TASK GOAL: Copy everything in the listing below word for word, apart from any images.

DATASET EXCERPTS:
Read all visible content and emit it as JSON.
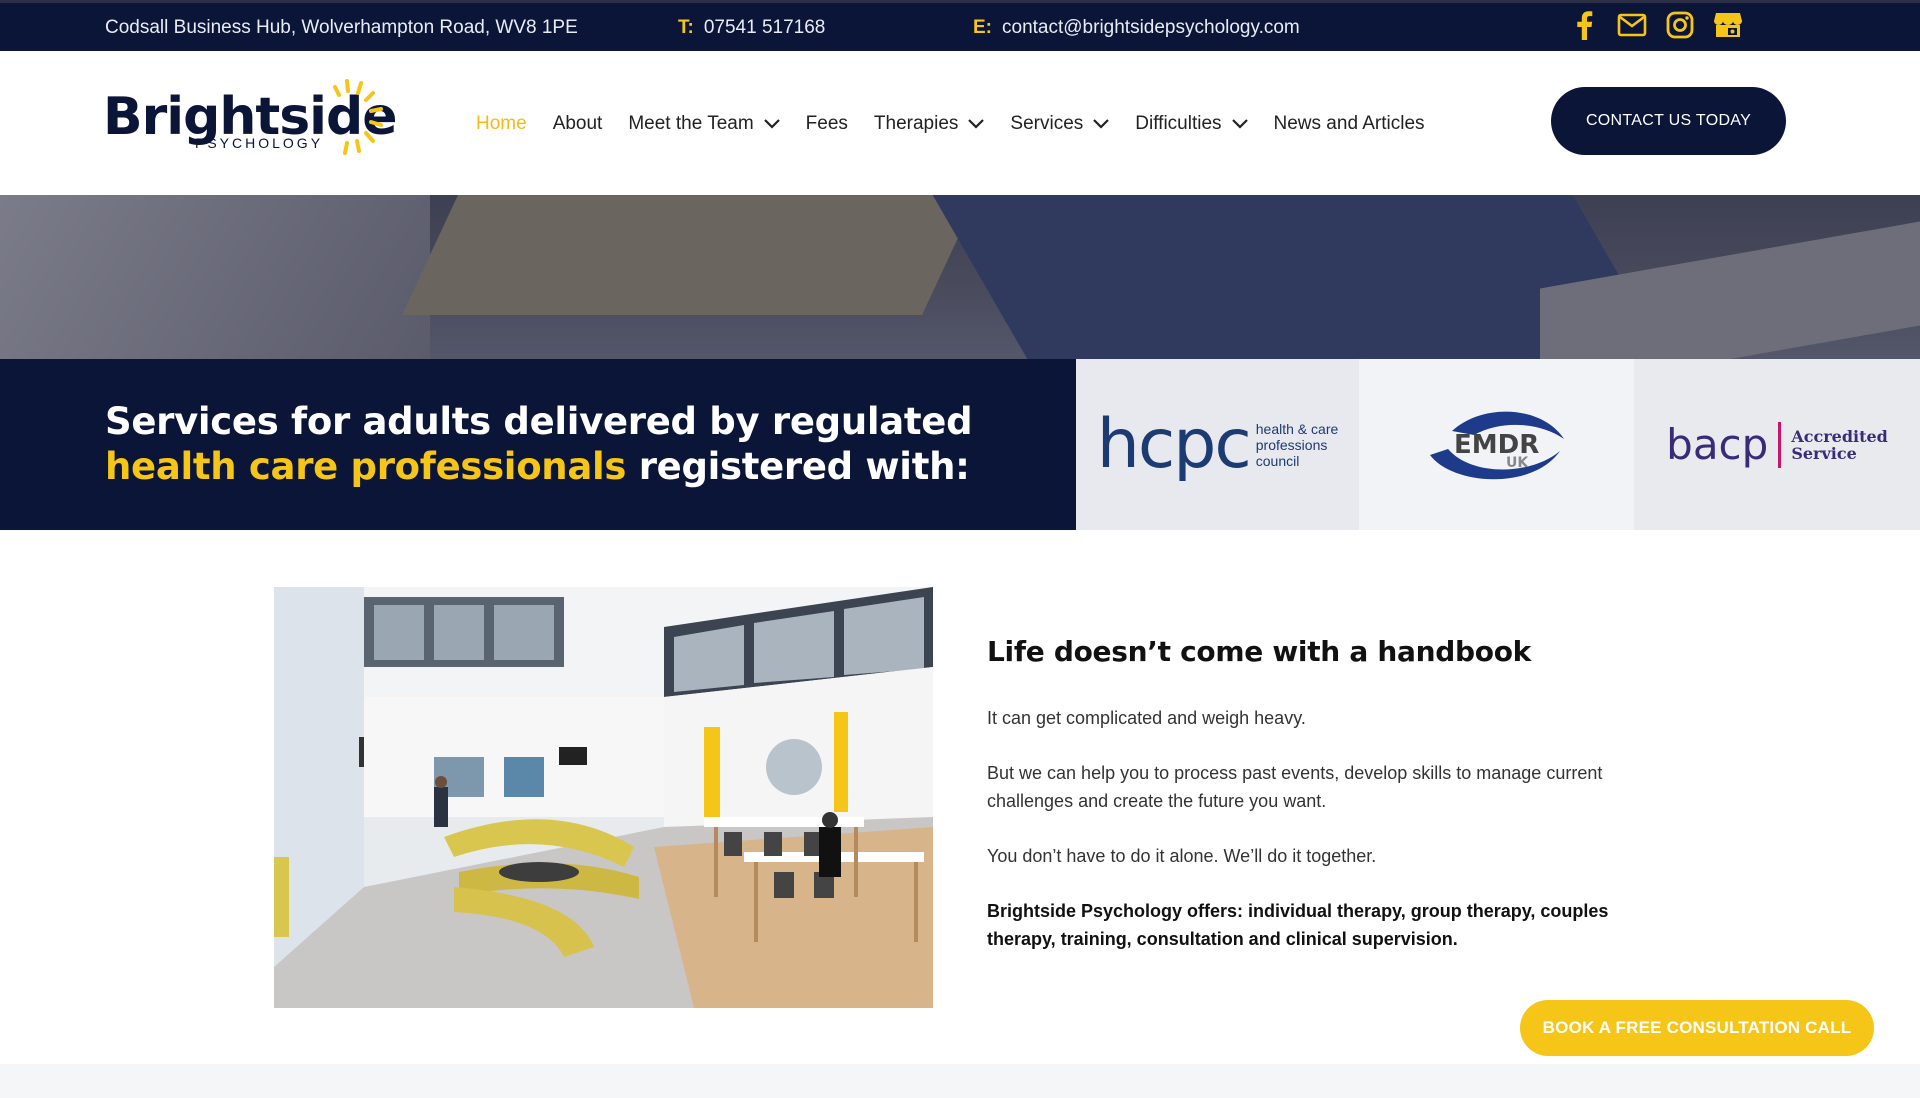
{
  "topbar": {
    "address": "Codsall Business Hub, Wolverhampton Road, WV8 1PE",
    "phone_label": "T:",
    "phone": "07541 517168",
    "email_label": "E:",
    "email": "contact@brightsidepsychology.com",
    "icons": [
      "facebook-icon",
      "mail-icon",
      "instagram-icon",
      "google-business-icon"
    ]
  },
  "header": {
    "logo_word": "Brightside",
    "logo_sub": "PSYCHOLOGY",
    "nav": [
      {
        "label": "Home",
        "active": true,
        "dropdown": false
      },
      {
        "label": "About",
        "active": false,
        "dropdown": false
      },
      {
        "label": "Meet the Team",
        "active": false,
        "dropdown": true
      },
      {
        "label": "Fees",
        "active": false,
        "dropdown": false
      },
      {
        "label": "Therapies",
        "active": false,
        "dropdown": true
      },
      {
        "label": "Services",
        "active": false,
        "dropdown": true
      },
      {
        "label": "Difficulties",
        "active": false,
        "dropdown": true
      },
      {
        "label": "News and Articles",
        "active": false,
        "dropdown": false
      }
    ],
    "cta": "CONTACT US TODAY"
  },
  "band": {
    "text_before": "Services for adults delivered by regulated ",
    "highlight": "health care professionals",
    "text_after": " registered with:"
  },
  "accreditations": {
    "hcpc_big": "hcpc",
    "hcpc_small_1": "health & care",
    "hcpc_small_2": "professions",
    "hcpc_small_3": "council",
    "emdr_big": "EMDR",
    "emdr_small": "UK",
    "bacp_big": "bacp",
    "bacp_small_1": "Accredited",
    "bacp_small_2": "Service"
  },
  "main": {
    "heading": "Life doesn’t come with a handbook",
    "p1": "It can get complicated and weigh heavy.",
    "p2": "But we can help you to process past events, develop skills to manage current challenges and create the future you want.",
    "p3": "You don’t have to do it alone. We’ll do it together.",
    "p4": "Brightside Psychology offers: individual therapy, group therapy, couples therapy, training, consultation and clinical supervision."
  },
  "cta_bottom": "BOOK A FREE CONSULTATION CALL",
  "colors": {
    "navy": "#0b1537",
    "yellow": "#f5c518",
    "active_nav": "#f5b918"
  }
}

EXERCISE RESULT:
Read all visible content and emit it as JSON.
{
  "topbar": {
    "address": "Codsall Business Hub, Wolverhampton Road, WV8 1PE",
    "phone_label": "T:",
    "phone": "07541 517168",
    "email_label": "E:",
    "email": "contact@brightsidepsychology.com",
    "icons": [
      "facebook-icon",
      "mail-icon",
      "instagram-icon",
      "google-business-icon"
    ]
  },
  "header": {
    "logo_word": "Brightside",
    "logo_sub": "PSYCHOLOGY",
    "nav": [
      {
        "label": "Home",
        "active": true,
        "dropdown": false
      },
      {
        "label": "About",
        "active": false,
        "dropdown": false
      },
      {
        "label": "Meet the Team",
        "active": false,
        "dropdown": true
      },
      {
        "label": "Fees",
        "active": false,
        "dropdown": false
      },
      {
        "label": "Therapies",
        "active": false,
        "dropdown": true
      },
      {
        "label": "Services",
        "active": false,
        "dropdown": true
      },
      {
        "label": "Difficulties",
        "active": false,
        "dropdown": true
      },
      {
        "label": "News and Articles",
        "active": false,
        "dropdown": false
      }
    ],
    "cta": "CONTACT US TODAY"
  },
  "band": {
    "text_before": "Services for adults delivered by regulated ",
    "highlight": "health care professionals",
    "text_after": " registered with:"
  },
  "accreditations": {
    "hcpc_big": "hcpc",
    "hcpc_small_1": "health & care",
    "hcpc_small_2": "professions",
    "hcpc_small_3": "council",
    "emdr_big": "EMDR",
    "emdr_small": "UK",
    "bacp_big": "bacp",
    "bacp_small_1": "Accredited",
    "bacp_small_2": "Service"
  },
  "main": {
    "heading": "Life doesn’t come with a handbook",
    "p1": "It can get complicated and weigh heavy.",
    "p2": "But we can help you to process past events, develop skills to manage current challenges and create the future you want.",
    "p3": "You don’t have to do it alone. We’ll do it together.",
    "p4": "Brightside Psychology offers: individual therapy, group therapy, couples therapy, training, consultation and clinical supervision."
  },
  "cta_bottom": "BOOK A FREE CONSULTATION CALL",
  "colors": {
    "navy": "#0b1537",
    "yellow": "#f5c518",
    "active_nav": "#f5b918"
  }
}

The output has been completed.